_PROBLEM REQUIREMENTS_:
How many of these lines hold the string "TEST"? Answer with the number only.
******
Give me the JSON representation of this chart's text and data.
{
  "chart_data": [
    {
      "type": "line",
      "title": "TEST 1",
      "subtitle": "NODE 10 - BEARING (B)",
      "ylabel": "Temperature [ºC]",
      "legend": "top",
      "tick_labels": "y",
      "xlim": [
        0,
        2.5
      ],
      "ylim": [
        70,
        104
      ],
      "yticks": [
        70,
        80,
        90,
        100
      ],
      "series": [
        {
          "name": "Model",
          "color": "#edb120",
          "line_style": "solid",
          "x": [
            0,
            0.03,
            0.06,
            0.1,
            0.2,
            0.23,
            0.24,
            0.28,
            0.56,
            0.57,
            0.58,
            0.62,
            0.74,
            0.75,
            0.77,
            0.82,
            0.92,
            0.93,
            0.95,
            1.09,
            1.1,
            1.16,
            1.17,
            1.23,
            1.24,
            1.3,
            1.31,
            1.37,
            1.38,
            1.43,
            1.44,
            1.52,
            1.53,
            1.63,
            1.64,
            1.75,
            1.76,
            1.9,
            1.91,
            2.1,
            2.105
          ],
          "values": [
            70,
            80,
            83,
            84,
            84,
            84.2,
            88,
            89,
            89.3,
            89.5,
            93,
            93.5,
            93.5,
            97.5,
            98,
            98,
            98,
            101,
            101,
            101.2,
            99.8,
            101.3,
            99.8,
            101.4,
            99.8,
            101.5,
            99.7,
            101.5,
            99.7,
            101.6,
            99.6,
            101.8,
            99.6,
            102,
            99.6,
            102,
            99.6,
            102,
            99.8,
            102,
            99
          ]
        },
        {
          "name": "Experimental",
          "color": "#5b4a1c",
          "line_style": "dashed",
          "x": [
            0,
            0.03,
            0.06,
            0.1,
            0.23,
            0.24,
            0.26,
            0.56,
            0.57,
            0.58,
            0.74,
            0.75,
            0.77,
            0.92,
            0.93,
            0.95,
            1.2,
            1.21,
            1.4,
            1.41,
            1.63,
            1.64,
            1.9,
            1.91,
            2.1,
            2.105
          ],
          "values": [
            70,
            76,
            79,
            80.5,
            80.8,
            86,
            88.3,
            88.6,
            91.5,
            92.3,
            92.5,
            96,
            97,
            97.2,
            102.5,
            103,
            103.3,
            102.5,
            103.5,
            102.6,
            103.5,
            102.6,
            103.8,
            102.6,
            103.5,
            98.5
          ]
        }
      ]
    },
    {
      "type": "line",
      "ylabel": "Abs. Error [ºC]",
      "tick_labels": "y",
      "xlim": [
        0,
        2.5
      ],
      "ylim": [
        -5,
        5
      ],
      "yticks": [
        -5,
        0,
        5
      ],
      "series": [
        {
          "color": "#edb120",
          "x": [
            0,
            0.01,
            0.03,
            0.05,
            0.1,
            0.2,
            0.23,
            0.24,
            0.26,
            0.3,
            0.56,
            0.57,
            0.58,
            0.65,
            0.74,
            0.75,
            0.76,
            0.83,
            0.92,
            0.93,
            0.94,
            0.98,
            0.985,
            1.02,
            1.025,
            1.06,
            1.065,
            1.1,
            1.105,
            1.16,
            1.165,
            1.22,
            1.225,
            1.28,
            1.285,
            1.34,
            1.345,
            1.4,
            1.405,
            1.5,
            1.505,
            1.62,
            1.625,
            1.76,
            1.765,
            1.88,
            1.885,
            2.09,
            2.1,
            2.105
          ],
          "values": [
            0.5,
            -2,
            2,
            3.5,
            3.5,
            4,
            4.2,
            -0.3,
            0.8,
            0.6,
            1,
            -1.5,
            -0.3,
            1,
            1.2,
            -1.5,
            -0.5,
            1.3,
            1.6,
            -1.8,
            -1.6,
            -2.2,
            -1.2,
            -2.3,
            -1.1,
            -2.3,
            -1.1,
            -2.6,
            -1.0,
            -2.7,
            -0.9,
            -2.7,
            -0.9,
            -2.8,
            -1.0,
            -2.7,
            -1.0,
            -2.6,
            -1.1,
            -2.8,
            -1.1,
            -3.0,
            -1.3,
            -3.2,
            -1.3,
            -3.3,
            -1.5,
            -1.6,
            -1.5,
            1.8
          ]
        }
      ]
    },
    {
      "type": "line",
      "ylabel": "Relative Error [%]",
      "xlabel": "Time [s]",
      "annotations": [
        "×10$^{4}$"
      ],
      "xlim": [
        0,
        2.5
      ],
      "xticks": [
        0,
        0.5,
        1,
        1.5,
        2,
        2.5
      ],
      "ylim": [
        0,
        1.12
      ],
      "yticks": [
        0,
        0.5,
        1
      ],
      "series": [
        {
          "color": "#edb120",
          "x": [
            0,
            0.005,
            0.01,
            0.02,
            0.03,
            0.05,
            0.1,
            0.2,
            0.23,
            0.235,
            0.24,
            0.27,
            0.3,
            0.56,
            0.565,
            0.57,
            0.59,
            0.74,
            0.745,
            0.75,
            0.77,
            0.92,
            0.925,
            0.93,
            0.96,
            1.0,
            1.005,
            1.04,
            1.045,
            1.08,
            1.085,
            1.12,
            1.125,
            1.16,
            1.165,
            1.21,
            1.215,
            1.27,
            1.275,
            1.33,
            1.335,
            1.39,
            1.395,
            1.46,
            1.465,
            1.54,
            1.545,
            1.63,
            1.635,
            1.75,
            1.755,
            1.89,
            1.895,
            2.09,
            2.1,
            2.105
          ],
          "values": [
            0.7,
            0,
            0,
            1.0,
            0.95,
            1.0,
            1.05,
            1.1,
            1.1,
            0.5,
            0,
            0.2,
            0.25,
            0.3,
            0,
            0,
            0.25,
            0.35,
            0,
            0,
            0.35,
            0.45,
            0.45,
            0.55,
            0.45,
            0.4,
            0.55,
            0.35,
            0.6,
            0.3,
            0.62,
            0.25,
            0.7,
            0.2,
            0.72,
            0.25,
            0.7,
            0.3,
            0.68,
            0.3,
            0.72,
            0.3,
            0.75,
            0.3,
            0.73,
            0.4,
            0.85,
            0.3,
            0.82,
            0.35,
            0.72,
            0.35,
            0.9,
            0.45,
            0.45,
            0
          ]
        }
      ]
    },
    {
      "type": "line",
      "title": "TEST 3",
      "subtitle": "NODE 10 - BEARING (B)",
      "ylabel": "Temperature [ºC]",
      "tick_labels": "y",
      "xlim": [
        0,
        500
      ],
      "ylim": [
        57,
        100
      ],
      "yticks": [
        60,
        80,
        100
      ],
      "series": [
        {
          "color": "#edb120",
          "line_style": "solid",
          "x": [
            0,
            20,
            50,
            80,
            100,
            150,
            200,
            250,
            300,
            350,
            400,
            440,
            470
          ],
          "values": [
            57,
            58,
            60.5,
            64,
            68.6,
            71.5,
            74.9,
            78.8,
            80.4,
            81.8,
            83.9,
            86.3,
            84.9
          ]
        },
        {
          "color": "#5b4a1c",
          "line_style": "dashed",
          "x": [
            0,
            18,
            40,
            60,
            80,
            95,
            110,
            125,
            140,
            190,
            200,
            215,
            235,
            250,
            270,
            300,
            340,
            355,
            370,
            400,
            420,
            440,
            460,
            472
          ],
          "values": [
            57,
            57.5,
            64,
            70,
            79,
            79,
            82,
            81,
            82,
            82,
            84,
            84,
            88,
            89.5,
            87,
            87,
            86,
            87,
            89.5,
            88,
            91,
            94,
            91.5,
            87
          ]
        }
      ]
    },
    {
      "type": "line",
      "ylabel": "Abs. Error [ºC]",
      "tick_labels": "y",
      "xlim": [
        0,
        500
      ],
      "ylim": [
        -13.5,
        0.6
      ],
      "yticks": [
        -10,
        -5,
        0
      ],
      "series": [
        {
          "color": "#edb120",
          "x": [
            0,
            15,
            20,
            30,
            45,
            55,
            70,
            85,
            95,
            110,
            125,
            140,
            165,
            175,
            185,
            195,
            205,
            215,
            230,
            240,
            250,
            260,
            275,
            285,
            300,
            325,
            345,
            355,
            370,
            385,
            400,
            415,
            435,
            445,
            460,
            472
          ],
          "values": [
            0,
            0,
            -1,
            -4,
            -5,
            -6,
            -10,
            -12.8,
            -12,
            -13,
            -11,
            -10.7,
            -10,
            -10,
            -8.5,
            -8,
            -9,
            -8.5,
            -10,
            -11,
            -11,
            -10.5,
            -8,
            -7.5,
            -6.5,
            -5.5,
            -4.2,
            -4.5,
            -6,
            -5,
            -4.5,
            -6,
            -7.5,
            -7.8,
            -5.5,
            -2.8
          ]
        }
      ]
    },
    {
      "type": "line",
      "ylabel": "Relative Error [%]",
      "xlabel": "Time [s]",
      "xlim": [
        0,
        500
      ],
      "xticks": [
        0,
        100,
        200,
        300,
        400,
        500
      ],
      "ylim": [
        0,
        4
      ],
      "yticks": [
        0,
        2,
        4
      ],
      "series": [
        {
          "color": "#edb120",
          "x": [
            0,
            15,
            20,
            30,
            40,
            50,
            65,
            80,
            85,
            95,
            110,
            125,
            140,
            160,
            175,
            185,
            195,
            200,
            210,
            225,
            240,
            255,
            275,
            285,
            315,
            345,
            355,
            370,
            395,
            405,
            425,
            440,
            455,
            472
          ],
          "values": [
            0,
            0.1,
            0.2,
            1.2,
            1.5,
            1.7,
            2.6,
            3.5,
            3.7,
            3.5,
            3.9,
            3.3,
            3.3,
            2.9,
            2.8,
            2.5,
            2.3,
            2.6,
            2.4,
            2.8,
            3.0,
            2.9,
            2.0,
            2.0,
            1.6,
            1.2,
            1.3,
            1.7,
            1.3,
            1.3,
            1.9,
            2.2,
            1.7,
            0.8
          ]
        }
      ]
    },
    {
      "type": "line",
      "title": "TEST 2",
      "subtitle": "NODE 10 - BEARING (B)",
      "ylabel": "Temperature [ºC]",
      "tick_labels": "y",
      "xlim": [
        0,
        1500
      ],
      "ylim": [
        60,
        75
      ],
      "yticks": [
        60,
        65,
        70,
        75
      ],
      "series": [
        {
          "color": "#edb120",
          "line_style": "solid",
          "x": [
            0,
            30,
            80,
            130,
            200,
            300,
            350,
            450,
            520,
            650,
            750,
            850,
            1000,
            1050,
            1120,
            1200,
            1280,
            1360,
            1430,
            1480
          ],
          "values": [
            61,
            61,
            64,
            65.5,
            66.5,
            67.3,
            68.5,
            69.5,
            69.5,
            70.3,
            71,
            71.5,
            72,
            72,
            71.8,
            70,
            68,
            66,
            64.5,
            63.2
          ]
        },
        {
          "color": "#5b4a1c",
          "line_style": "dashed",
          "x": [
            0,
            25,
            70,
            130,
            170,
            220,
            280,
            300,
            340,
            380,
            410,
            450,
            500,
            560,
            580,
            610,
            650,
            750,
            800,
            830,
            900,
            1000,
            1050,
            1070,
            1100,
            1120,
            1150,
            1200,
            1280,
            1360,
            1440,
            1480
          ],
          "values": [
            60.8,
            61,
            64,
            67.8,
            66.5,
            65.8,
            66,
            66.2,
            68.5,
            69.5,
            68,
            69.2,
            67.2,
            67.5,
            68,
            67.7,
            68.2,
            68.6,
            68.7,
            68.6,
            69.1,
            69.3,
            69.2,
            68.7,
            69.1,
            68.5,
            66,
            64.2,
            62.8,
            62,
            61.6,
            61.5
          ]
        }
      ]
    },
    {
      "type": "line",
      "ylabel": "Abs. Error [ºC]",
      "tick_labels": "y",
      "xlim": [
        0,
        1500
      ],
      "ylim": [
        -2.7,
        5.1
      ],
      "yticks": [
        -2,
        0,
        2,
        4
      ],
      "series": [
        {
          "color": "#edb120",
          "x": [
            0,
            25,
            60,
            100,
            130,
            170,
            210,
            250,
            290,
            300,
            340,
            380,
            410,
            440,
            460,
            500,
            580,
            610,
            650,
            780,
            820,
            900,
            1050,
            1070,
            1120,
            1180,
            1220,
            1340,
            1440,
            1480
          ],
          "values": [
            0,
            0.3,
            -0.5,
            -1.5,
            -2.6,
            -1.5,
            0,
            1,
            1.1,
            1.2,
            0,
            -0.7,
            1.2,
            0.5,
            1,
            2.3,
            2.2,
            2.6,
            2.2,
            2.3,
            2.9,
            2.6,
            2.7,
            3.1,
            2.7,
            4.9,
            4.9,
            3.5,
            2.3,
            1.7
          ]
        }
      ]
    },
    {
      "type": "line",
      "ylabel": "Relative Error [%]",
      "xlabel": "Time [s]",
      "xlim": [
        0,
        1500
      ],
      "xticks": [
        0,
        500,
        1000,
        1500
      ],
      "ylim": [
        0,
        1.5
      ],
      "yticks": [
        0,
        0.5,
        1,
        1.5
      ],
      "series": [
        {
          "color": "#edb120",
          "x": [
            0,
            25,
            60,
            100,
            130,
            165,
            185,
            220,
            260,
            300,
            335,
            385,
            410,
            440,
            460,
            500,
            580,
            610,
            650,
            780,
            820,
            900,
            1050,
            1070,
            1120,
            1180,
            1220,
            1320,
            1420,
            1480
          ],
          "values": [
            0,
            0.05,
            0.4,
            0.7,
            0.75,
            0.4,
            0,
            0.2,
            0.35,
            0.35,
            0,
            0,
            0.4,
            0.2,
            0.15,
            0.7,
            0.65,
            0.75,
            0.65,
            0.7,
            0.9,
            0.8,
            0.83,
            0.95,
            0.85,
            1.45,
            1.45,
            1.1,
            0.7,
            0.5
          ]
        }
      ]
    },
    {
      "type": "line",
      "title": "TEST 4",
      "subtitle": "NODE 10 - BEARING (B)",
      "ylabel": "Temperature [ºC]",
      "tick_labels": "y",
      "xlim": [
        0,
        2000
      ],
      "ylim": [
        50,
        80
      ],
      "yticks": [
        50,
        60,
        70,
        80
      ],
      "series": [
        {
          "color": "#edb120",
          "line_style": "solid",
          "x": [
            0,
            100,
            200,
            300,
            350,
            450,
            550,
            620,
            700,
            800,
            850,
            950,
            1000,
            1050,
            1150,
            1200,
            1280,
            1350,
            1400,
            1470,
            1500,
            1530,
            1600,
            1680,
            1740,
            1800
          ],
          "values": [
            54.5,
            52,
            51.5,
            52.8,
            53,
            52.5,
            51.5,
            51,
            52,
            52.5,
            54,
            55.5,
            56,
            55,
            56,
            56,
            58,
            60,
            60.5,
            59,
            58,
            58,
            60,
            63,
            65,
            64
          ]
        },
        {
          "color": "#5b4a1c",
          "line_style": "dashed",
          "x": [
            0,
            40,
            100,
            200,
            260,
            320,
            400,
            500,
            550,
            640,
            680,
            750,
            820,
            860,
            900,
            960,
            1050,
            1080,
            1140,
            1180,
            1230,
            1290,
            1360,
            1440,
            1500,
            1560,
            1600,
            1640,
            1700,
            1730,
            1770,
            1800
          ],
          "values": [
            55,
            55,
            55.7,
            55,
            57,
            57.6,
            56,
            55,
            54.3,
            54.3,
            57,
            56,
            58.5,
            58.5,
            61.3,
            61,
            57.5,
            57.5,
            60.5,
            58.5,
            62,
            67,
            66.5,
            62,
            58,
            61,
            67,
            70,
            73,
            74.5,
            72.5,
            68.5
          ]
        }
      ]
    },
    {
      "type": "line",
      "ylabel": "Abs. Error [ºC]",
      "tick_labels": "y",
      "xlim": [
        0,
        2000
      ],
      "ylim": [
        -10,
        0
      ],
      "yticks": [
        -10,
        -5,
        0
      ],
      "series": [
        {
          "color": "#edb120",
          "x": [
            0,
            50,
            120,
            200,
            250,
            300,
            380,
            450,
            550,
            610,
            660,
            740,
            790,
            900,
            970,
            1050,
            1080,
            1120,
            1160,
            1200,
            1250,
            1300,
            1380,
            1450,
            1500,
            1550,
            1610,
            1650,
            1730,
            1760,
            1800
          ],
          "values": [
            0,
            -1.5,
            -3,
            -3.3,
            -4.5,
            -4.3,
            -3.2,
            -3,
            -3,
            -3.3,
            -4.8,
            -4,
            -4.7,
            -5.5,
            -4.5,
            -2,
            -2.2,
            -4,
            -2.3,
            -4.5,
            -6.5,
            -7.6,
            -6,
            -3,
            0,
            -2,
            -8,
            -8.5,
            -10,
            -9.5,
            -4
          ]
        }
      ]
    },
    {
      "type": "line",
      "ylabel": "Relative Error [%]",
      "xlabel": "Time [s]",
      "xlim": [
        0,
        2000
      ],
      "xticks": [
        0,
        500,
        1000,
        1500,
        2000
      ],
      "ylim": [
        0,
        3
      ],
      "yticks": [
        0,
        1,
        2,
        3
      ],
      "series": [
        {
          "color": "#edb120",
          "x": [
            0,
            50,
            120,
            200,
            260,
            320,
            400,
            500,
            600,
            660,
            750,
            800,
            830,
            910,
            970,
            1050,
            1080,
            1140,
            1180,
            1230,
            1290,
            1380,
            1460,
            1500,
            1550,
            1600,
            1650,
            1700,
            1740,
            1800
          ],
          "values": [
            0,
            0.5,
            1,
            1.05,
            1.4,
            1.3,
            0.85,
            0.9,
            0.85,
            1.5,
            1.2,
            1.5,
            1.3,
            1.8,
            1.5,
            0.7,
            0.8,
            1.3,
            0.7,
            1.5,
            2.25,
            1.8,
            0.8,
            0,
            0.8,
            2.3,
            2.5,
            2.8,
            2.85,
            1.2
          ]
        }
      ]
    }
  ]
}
******
_OUTPUT_:
4